In the listing below, count the lines containing the string "normalized" and state only the number.

_Data_
-- Begin --

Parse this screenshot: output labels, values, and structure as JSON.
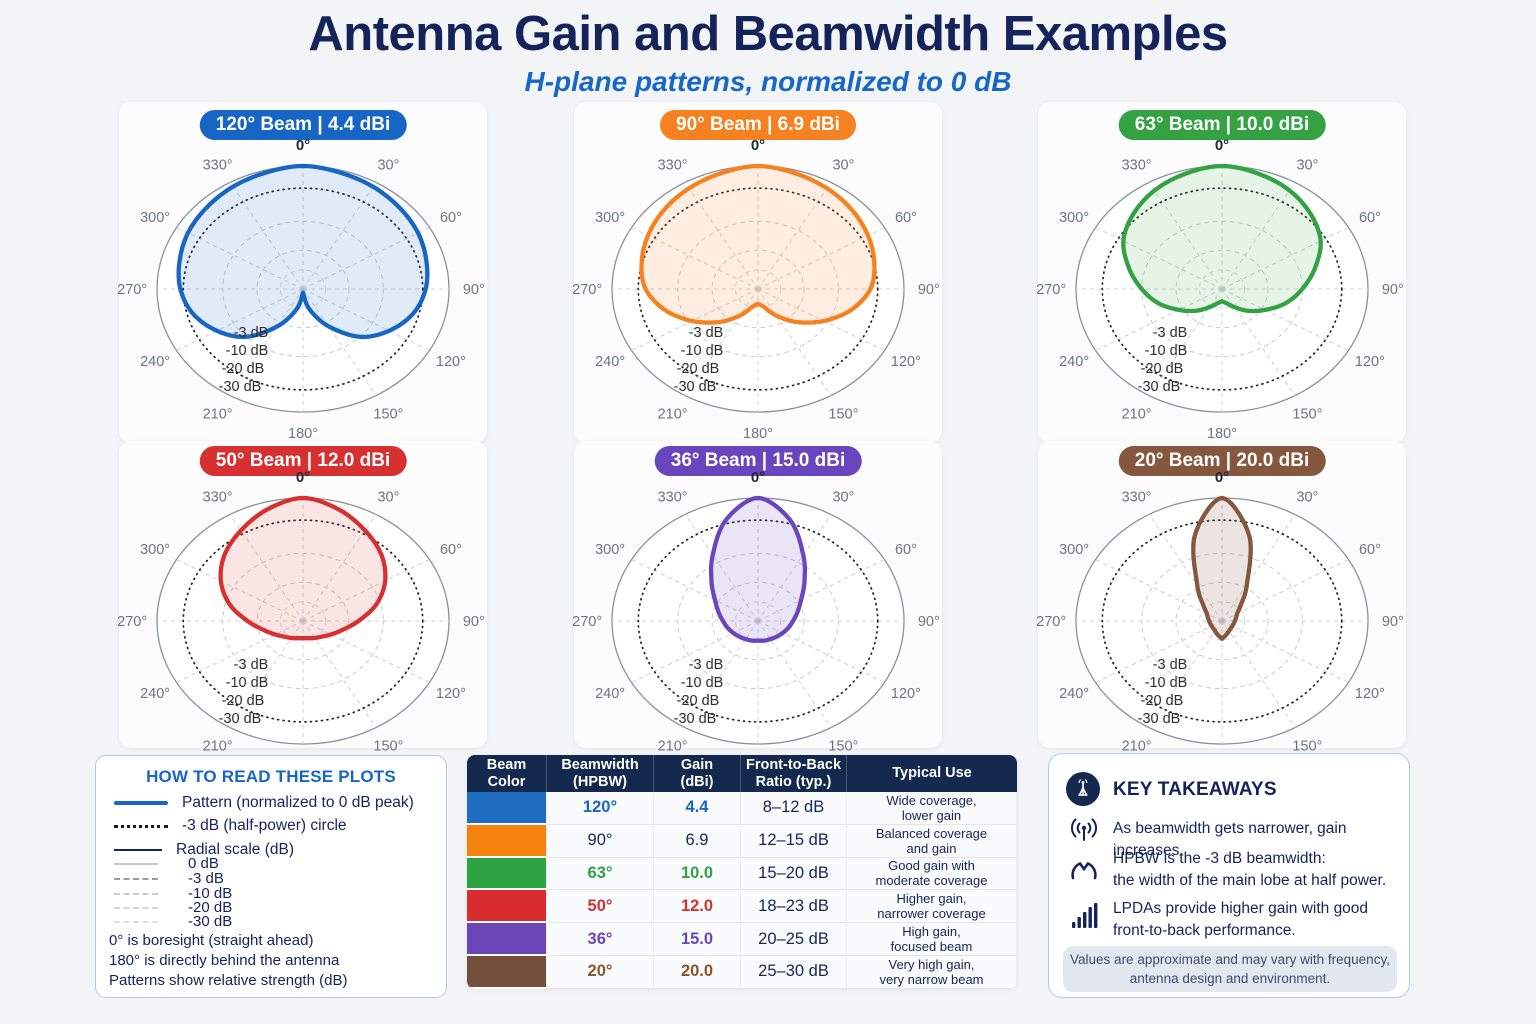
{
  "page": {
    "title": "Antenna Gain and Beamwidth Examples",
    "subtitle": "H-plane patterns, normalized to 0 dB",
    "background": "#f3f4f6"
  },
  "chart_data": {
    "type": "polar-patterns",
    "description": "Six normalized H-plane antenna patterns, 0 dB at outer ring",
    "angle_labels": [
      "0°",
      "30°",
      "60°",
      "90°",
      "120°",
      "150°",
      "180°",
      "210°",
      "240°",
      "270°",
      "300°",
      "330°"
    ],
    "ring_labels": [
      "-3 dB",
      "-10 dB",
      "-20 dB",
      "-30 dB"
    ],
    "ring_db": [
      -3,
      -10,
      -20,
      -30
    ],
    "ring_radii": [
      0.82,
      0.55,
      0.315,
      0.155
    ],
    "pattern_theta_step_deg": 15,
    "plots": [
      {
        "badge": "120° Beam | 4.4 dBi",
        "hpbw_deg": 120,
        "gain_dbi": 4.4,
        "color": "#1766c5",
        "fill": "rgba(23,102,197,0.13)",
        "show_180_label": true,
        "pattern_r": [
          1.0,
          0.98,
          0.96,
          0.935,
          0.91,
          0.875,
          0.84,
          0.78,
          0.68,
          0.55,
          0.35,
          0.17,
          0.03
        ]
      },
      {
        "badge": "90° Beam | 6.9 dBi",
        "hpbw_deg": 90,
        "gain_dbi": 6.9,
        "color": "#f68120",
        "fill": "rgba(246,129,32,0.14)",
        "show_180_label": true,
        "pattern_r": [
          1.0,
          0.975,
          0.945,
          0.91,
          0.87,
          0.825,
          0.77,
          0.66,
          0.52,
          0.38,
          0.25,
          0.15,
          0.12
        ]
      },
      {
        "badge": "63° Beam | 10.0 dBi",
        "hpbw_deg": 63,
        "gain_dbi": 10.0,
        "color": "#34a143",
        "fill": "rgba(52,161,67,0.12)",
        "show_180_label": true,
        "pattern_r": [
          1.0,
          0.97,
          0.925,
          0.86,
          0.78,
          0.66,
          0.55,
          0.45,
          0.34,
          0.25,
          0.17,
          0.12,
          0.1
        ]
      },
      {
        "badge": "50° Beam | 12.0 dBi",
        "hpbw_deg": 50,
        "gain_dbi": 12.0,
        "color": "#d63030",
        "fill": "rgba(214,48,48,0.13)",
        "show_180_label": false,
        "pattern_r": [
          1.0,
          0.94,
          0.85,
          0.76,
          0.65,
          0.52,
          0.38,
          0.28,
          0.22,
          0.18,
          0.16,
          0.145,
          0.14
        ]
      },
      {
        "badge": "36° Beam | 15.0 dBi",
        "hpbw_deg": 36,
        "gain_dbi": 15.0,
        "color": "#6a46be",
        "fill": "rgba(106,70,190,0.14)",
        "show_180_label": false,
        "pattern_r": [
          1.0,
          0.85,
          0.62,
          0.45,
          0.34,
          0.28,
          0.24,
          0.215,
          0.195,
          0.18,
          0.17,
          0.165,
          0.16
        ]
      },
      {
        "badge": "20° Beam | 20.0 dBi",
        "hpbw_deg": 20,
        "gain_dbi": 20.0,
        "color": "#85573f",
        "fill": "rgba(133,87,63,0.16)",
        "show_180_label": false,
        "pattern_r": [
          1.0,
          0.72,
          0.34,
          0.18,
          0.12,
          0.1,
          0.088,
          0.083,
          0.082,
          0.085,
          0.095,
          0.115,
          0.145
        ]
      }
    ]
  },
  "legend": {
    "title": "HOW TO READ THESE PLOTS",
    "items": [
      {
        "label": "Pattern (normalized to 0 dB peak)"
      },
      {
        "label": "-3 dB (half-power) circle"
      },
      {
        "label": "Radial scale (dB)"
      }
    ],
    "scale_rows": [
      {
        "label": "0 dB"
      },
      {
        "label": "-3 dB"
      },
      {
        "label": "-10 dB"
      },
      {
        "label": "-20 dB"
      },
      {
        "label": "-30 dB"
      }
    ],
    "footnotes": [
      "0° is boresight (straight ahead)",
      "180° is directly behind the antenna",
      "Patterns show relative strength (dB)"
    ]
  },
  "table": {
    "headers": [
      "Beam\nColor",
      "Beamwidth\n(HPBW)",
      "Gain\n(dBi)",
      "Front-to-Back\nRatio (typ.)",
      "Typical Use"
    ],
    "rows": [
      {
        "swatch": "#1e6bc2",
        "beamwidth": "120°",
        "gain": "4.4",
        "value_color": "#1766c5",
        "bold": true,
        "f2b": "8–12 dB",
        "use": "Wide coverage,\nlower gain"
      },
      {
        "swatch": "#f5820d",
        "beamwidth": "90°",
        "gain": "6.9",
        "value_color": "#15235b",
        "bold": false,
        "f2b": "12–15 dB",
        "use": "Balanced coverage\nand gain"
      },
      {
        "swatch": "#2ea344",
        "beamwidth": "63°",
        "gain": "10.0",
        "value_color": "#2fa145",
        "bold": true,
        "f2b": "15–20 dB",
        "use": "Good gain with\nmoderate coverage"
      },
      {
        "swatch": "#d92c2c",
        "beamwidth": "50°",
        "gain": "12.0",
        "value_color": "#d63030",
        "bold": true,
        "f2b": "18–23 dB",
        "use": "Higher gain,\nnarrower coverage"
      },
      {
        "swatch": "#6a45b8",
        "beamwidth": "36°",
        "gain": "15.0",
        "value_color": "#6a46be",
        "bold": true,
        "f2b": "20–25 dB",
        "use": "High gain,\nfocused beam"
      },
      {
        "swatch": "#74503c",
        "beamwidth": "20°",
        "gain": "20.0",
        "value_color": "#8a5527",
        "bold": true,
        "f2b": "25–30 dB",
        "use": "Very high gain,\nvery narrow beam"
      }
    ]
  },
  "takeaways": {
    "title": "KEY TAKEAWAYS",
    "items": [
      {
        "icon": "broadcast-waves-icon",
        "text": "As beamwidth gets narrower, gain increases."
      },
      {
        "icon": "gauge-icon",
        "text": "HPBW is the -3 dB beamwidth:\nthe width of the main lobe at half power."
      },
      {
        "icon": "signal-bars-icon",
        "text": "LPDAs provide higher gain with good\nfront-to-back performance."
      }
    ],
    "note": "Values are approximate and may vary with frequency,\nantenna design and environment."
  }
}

-- End --
-- Begin --

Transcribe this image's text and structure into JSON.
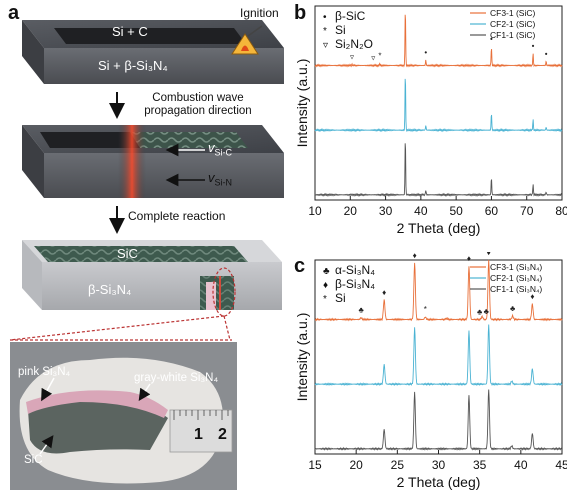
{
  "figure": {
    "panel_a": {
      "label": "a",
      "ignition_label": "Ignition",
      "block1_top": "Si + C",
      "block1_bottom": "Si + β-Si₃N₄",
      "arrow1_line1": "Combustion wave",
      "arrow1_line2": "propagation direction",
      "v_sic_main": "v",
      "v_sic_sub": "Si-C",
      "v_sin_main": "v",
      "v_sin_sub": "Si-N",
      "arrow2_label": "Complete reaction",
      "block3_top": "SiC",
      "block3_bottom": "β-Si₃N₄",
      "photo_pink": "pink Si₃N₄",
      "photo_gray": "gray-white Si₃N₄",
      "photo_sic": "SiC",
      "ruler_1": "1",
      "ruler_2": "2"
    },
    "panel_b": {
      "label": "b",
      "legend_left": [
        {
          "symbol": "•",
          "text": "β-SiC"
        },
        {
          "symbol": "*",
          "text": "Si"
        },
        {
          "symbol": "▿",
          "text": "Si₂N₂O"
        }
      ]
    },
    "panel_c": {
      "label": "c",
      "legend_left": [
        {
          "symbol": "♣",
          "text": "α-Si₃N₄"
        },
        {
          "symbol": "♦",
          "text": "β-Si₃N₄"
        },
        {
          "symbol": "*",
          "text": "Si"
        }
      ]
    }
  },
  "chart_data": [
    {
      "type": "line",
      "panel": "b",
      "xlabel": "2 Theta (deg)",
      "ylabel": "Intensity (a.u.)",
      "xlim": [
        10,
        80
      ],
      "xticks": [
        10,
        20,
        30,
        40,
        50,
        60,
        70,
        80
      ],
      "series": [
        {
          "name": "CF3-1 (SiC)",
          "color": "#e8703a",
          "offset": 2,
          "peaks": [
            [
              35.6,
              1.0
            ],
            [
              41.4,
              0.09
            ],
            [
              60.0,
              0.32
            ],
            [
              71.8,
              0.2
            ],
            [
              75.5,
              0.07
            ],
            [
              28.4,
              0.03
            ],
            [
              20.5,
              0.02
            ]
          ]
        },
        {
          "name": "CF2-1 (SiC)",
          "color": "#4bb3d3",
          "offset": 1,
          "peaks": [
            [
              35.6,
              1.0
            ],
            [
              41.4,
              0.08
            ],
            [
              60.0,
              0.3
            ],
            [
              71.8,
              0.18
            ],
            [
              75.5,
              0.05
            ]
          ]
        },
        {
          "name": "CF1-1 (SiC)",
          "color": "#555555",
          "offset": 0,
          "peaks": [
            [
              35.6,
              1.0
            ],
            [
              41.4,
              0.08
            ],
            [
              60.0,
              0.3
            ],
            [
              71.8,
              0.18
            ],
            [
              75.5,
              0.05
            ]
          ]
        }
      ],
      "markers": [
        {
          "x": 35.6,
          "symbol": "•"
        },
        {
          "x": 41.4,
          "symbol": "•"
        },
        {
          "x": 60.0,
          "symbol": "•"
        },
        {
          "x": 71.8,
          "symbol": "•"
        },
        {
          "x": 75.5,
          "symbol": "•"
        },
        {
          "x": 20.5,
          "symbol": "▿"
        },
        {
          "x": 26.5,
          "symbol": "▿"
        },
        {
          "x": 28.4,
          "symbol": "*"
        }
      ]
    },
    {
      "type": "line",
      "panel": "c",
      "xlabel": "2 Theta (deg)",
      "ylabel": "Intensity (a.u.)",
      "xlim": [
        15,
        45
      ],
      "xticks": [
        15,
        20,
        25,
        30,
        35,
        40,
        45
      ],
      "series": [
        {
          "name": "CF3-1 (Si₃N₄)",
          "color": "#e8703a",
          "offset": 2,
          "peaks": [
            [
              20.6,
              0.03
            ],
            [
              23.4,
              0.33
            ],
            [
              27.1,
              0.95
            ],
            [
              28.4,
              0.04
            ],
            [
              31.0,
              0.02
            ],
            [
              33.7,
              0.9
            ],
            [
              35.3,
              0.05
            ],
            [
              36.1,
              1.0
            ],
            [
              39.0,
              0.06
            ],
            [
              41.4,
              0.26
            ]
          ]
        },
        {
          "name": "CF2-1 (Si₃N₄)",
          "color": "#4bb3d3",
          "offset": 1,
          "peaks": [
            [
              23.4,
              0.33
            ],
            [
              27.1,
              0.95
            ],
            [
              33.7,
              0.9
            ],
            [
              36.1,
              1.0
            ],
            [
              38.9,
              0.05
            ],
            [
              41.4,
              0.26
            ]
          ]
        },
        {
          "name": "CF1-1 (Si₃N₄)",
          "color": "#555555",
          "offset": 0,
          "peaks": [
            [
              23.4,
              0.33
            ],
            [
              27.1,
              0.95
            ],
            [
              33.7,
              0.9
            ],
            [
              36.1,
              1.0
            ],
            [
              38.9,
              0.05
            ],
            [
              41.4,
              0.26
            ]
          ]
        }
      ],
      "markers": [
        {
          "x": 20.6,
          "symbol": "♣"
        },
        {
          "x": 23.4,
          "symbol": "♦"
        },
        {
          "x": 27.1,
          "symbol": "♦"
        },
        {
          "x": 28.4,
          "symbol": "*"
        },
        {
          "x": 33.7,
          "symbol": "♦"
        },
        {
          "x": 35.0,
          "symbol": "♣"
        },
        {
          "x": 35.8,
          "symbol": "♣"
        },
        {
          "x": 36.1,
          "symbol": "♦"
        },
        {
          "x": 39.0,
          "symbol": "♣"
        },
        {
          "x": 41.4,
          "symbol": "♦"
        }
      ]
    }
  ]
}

-- End --

_Result of the exercise_
3